THE TASK —
Repeat the data that follows, word for word, without the images.

============================================================

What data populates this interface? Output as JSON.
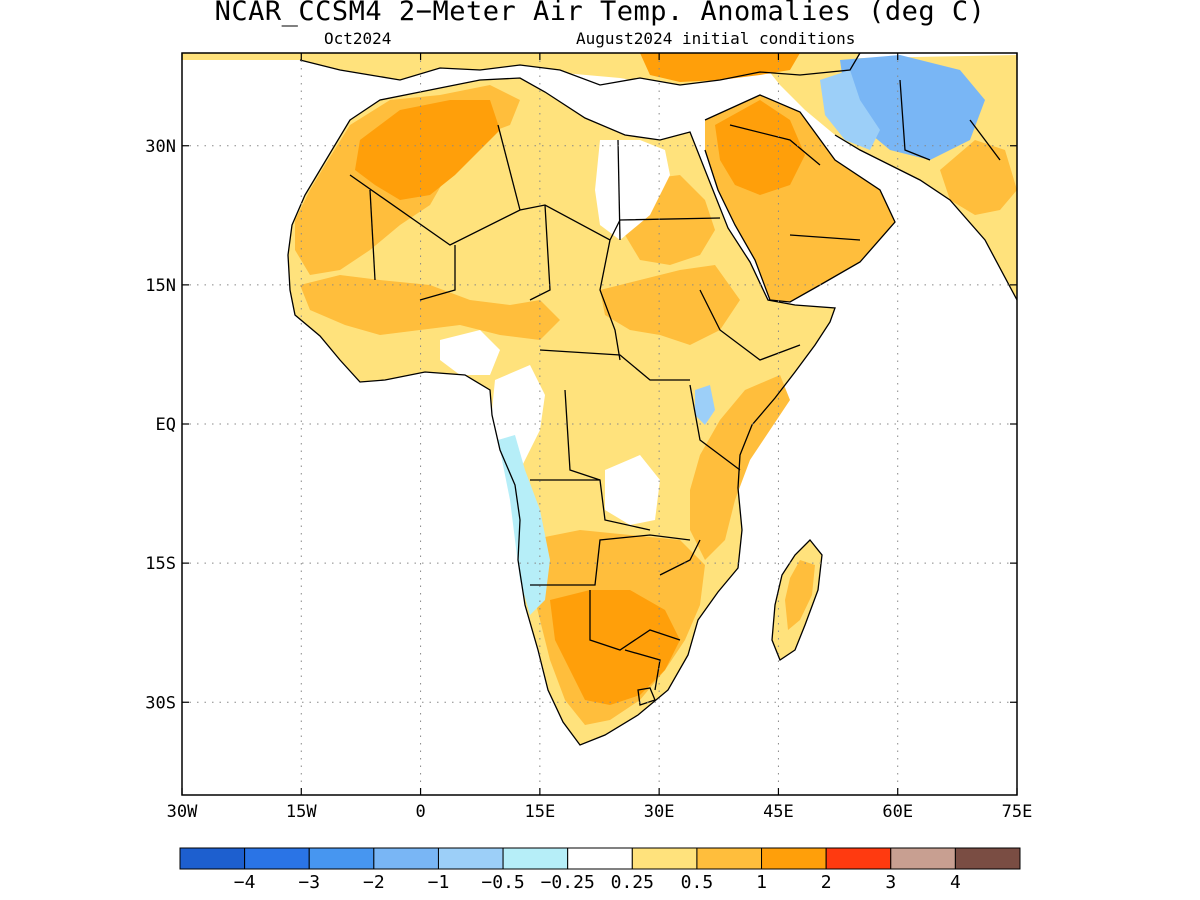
{
  "title": "NCAR_CCSM4 2−Meter Air Temp. Anomalies (deg C)",
  "subtitle_left": "Oct2024",
  "subtitle_right": "August2024 initial conditions",
  "map": {
    "lon_range": [
      -30,
      75
    ],
    "lat_range": [
      -40,
      40
    ],
    "lon_ticks": [
      {
        "value": -30,
        "label": "30W"
      },
      {
        "value": -15,
        "label": "15W"
      },
      {
        "value": 0,
        "label": "0"
      },
      {
        "value": 15,
        "label": "15E"
      },
      {
        "value": 30,
        "label": "30E"
      },
      {
        "value": 45,
        "label": "45E"
      },
      {
        "value": 60,
        "label": "60E"
      },
      {
        "value": 75,
        "label": "75E"
      }
    ],
    "lat_ticks": [
      {
        "value": 30,
        "label": "30N"
      },
      {
        "value": 15,
        "label": "15N"
      },
      {
        "value": 0,
        "label": "EQ"
      },
      {
        "value": -15,
        "label": "15S"
      },
      {
        "value": -30,
        "label": "30S"
      }
    ],
    "grid": "dotted"
  },
  "colorbar": {
    "colors": [
      "#1d5fcf",
      "#2a74e6",
      "#4796f0",
      "#79b6f5",
      "#9ccff8",
      "#b6eef8",
      "#ffffff",
      "#ffe27c",
      "#ffbe3c",
      "#ff9f0a",
      "#ff3a10",
      "#c89f91",
      "#7a4d43"
    ],
    "labels": [
      "−4",
      "−3",
      "−2",
      "−1",
      "−0.5",
      "−0.25",
      "0.25",
      "0.5",
      "1",
      "2",
      "3",
      "4"
    ]
  },
  "anomaly_colors": {
    "light_orange": "#ffe27c",
    "orange": "#ffbe3c",
    "dark_orange": "#ff9f0a",
    "light_blue": "#b6eef8",
    "blue": "#79b6f5",
    "mid_blue": "#9ccff8"
  }
}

============================================================

REPLY —
What data populates this interface? Output as JSON.
{
  "title": "NCAR_CCSM4 2−Meter Air Temp. Anomalies (deg C)",
  "subtitle_left": "Oct2024",
  "subtitle_right": "August2024 initial conditions",
  "map": {
    "lon_range": [
      -30,
      75
    ],
    "lat_range": [
      -40,
      40
    ],
    "lon_ticks": [
      {
        "value": -30,
        "label": "30W"
      },
      {
        "value": -15,
        "label": "15W"
      },
      {
        "value": 0,
        "label": "0"
      },
      {
        "value": 15,
        "label": "15E"
      },
      {
        "value": 30,
        "label": "30E"
      },
      {
        "value": 45,
        "label": "45E"
      },
      {
        "value": 60,
        "label": "60E"
      },
      {
        "value": 75,
        "label": "75E"
      }
    ],
    "lat_ticks": [
      {
        "value": 30,
        "label": "30N"
      },
      {
        "value": 15,
        "label": "15N"
      },
      {
        "value": 0,
        "label": "EQ"
      },
      {
        "value": -15,
        "label": "15S"
      },
      {
        "value": -30,
        "label": "30S"
      }
    ],
    "grid": "dotted"
  },
  "colorbar": {
    "colors": [
      "#1d5fcf",
      "#2a74e6",
      "#4796f0",
      "#79b6f5",
      "#9ccff8",
      "#b6eef8",
      "#ffffff",
      "#ffe27c",
      "#ffbe3c",
      "#ff9f0a",
      "#ff3a10",
      "#c89f91",
      "#7a4d43"
    ],
    "labels": [
      "−4",
      "−3",
      "−2",
      "−1",
      "−0.5",
      "−0.25",
      "0.25",
      "0.5",
      "1",
      "2",
      "3",
      "4"
    ]
  },
  "anomaly_colors": {
    "light_orange": "#ffe27c",
    "orange": "#ffbe3c",
    "dark_orange": "#ff9f0a",
    "light_blue": "#b6eef8",
    "blue": "#79b6f5",
    "mid_blue": "#9ccff8"
  }
}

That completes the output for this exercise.